begin Extracted material

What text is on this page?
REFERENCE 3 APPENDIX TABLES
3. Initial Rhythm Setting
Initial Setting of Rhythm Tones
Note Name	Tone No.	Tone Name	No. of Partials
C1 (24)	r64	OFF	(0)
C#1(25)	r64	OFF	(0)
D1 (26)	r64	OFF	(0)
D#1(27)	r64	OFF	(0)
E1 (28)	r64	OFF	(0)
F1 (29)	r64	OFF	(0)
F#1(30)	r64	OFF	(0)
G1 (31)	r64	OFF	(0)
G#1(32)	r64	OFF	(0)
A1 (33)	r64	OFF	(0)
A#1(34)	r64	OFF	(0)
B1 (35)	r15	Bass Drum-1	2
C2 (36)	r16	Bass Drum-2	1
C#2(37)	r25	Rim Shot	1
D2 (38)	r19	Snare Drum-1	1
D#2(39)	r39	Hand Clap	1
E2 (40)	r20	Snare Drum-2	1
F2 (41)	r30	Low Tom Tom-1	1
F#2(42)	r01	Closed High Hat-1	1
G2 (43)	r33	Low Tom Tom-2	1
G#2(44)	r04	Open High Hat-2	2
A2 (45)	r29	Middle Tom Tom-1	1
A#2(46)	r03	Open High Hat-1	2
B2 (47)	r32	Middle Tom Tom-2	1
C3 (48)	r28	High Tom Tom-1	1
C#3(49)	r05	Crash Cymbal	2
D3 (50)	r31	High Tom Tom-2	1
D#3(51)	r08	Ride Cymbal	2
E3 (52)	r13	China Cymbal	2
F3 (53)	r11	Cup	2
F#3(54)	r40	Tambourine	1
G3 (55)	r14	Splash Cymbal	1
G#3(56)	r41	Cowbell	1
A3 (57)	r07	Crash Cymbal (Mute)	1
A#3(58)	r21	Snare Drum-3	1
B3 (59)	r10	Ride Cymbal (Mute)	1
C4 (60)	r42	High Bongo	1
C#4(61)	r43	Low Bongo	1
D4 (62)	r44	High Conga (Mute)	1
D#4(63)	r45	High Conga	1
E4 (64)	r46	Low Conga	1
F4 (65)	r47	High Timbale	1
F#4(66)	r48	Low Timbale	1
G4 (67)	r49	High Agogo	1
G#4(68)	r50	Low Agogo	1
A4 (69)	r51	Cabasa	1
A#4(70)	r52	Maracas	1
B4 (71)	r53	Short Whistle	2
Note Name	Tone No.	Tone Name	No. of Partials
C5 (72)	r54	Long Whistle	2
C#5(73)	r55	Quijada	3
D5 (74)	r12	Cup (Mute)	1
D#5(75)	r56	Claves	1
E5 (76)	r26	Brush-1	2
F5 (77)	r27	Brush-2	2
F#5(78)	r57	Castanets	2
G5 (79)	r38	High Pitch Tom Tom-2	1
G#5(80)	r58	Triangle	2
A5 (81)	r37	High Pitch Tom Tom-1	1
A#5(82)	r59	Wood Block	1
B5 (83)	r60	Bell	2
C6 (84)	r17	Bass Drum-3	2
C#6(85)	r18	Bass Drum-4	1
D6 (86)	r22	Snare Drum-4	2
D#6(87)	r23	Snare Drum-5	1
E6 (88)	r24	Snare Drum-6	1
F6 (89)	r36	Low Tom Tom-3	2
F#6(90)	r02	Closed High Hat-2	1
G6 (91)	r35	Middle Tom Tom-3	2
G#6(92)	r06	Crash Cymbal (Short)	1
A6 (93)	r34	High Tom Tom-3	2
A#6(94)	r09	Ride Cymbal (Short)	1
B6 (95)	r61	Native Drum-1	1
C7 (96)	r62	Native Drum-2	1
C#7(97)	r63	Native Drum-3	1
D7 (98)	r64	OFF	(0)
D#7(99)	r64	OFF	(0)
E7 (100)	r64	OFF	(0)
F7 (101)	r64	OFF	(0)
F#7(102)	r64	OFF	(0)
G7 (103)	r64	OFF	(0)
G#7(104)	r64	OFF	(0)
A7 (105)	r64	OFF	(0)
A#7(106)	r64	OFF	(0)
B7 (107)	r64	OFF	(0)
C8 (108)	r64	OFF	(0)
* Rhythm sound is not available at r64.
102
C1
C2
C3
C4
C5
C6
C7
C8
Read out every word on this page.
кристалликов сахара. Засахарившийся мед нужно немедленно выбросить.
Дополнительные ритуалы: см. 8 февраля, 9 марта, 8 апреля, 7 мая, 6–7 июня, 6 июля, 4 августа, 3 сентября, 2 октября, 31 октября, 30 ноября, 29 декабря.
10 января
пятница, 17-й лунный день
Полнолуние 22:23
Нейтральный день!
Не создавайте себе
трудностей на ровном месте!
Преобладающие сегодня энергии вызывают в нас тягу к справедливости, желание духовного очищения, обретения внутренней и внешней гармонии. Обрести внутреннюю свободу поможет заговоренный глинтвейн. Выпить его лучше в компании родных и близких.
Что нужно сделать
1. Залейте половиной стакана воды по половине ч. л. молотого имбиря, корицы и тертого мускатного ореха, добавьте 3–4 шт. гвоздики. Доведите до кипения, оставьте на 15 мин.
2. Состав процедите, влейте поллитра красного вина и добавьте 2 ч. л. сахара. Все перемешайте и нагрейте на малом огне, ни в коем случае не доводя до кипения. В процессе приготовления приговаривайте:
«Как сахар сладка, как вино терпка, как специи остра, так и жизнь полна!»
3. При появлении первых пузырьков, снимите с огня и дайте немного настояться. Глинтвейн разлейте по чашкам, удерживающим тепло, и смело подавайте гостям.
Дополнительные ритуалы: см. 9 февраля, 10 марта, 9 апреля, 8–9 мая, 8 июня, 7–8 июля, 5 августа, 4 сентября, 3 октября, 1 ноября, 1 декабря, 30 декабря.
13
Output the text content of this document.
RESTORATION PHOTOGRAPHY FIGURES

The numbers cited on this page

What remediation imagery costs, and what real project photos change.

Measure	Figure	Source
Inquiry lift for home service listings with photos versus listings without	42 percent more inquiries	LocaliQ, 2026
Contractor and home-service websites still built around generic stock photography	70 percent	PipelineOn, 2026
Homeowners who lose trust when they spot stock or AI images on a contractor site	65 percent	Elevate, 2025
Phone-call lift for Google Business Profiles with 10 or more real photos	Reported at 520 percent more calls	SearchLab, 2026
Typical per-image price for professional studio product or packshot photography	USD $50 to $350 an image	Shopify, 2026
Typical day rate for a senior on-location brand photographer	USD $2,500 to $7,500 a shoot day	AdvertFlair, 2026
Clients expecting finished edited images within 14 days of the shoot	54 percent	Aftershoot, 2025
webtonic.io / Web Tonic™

end Extracted material

What is asked
Copy each line holding the word "Pitch" from the listing above.

Response to the task
G5 (79)	r38	High Pitch Tom Tom-2	1
A5 (81)	r37	High Pitch Tom Tom-1	1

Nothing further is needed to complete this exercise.